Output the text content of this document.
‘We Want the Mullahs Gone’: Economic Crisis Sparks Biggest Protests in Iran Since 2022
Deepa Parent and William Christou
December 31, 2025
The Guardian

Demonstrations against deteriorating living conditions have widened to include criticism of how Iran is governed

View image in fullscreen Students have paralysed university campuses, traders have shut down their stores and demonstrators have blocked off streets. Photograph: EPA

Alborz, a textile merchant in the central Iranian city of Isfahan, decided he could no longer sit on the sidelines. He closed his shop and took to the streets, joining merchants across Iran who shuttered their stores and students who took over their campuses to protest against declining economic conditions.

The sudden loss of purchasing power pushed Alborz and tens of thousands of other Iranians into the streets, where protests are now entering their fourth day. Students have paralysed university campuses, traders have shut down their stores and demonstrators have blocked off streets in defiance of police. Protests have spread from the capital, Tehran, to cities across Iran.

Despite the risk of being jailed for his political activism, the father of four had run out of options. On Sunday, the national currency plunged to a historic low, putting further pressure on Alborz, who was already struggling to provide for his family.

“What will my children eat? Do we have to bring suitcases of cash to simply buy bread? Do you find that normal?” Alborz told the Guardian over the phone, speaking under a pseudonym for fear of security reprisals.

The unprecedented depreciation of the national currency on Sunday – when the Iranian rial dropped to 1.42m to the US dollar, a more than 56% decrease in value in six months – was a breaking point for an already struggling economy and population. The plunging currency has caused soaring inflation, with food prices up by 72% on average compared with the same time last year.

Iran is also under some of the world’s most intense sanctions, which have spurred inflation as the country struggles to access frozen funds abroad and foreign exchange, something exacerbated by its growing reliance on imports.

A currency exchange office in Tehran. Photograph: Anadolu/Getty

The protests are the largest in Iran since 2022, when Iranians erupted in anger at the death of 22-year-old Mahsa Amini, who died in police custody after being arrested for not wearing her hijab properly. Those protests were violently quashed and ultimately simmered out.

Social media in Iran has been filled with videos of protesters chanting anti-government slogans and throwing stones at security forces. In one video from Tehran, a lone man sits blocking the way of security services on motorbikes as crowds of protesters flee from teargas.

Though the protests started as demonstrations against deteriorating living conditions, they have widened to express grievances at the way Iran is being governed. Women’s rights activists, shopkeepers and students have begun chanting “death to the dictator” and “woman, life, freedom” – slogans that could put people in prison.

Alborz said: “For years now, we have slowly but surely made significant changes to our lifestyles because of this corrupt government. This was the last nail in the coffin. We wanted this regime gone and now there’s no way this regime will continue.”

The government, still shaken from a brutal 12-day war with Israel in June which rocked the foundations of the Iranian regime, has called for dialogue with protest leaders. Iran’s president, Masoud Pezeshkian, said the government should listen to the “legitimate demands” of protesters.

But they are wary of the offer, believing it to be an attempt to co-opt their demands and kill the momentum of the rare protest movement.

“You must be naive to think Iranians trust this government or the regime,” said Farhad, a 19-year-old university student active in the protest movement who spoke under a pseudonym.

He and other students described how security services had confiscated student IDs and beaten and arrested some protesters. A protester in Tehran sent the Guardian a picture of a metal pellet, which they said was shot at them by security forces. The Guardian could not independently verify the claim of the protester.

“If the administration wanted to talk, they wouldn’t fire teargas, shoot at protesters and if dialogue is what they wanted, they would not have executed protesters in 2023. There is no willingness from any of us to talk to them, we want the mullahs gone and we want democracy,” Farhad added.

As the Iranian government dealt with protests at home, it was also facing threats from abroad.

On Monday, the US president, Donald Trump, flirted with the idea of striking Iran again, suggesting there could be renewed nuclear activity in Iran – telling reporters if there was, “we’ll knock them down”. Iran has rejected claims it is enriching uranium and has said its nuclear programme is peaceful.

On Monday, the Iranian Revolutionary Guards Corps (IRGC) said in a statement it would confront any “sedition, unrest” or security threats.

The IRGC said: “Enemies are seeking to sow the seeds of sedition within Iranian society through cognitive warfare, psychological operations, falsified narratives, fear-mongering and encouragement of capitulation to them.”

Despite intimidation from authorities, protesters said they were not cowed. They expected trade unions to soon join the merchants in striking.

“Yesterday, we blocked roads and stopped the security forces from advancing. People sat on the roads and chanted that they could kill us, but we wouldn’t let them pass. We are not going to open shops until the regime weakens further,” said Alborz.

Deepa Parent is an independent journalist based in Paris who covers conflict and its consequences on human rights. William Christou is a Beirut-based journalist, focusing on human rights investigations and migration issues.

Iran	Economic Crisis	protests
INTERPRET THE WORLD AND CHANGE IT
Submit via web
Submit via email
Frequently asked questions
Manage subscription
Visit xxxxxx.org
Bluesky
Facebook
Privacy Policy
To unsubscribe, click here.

------------------------------------------------------------------------

Keep only those lines of the records that hold "Tehran", and return them.

● **EXERCISE ANSWER**
The sudden loss of purchasing power pushed Alborz and tens of thousands of other Iranians into the streets, where protests are now entering their fourth day. Students have paralysed university campuses, traders have shut down their stores and demonstrators have blocked off streets in defiance of police. Protests have spread from the capital, Tehran, to cities across Iran.
A currency exchange office in Tehran. Photograph: Anadolu/Getty
Social media in Iran has been filled with videos of protesters chanting anti-government slogans and throwing stones at security forces. In one video from Tehran, a lone man sits blocking the way of security services on motorbikes as crowds of protesters flee from teargas.
He and other students described how security services had confiscated student IDs and beaten and arrested some protesters. A protester in Tehran sent the Guardian a picture of a metal pellet, which they said was shot at them by security forces. The Guardian could not independently verify the claim of the protester.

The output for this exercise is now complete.